[Start Data for this exercise]

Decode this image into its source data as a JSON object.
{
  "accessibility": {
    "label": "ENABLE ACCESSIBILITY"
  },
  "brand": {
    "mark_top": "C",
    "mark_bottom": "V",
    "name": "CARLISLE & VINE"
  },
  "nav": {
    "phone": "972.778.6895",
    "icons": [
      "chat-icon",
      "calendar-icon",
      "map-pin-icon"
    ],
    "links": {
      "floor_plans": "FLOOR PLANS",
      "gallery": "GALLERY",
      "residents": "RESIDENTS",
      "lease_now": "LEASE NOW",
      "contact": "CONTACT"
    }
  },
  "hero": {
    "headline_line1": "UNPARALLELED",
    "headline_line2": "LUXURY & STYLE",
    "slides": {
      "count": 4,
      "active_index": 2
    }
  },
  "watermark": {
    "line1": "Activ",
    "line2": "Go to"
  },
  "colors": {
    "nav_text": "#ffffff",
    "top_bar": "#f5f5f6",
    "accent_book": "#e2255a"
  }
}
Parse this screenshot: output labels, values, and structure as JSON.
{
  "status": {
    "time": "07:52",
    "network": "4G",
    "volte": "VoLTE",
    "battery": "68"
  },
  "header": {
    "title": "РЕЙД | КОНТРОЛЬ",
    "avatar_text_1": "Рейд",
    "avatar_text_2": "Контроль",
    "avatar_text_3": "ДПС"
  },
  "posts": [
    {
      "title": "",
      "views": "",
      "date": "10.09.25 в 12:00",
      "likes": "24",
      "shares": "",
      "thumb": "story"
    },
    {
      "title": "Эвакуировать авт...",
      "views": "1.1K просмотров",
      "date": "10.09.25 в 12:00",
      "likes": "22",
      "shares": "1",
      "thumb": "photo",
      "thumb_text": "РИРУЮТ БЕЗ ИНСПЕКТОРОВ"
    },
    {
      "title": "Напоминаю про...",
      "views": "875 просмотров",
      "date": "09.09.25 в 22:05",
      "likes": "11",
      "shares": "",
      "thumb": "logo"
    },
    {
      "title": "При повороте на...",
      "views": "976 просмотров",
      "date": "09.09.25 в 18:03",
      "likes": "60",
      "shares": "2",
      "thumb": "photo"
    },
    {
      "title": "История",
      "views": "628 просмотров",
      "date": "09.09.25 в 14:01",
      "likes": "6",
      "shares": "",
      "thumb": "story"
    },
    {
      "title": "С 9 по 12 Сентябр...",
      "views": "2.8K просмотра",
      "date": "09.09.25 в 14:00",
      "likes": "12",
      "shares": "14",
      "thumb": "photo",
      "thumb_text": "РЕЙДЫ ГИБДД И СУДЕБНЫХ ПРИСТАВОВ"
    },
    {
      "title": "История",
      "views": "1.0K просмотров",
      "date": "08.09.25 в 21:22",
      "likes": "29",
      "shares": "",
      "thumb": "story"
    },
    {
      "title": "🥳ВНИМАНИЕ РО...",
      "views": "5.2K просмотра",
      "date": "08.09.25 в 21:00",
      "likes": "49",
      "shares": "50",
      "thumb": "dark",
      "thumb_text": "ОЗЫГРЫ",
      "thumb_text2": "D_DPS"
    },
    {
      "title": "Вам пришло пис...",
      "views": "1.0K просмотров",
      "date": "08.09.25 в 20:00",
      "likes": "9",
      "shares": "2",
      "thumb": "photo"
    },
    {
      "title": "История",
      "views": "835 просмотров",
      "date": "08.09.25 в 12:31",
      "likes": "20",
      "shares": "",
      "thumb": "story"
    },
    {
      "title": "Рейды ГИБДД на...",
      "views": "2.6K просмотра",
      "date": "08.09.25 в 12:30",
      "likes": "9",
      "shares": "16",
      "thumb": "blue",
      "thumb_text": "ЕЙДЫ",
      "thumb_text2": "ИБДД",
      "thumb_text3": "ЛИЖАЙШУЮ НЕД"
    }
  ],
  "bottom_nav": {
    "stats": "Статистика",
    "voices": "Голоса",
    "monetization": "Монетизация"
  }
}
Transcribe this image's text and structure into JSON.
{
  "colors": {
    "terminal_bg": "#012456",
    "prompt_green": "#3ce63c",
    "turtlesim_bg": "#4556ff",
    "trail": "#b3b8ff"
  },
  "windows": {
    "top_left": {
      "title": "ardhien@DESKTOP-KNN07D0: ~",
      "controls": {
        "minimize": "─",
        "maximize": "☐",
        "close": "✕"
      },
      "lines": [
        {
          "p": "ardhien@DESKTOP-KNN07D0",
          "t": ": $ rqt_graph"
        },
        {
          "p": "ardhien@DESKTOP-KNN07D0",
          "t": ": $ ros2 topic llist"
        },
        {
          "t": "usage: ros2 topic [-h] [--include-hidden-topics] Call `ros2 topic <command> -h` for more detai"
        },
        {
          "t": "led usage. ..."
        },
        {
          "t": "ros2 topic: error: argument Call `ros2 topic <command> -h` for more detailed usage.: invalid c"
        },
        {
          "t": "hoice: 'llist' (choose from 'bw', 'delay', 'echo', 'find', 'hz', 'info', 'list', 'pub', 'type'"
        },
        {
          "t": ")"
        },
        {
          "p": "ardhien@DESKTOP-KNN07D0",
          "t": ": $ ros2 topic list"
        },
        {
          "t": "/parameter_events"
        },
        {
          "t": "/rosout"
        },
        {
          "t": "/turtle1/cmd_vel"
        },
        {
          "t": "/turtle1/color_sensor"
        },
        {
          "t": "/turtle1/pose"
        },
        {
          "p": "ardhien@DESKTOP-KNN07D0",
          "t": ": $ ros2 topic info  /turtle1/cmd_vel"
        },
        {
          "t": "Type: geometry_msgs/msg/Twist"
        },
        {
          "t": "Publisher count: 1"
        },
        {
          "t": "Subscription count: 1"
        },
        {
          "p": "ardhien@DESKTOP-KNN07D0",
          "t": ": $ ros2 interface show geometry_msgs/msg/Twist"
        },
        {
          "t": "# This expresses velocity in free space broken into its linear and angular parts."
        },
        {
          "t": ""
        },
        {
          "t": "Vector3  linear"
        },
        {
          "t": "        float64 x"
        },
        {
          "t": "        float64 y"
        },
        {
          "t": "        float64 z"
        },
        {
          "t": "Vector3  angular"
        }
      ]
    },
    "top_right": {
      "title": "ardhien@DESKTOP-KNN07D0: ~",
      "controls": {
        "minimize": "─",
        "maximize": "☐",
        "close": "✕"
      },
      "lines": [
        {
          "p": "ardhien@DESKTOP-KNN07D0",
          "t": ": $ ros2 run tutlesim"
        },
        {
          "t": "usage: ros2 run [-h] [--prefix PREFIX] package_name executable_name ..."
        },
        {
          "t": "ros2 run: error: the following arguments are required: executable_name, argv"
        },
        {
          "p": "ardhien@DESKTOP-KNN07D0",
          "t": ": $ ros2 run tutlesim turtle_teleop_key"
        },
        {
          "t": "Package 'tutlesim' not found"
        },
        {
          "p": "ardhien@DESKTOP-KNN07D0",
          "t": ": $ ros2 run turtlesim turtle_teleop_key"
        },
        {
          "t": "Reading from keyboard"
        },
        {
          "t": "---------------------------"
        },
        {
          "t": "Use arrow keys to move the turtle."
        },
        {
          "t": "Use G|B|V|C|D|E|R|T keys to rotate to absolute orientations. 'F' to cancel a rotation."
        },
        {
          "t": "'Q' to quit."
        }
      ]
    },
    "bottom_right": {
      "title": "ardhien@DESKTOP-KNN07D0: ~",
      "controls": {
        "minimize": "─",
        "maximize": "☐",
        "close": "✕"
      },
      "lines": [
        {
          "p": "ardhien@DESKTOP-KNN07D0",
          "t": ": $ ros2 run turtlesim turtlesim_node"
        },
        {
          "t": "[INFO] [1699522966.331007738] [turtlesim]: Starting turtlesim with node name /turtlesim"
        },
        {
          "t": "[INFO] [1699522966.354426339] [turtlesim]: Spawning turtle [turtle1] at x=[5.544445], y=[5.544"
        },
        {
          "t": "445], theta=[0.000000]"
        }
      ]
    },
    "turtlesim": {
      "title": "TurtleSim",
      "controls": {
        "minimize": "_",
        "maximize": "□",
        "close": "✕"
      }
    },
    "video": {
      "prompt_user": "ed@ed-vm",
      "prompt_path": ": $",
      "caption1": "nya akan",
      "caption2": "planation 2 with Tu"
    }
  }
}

[End Data for this exercise]

■ **The exercise**:
Reproduce each line of the entries in which the word "tutlesim" is found.

■ **Task solution**:
          "t": ": $ ros2 run tutlesim"
          "t": ": $ ros2 run tutlesim turtle_teleop_key"
          "t": "Package 'tutlesim' not found"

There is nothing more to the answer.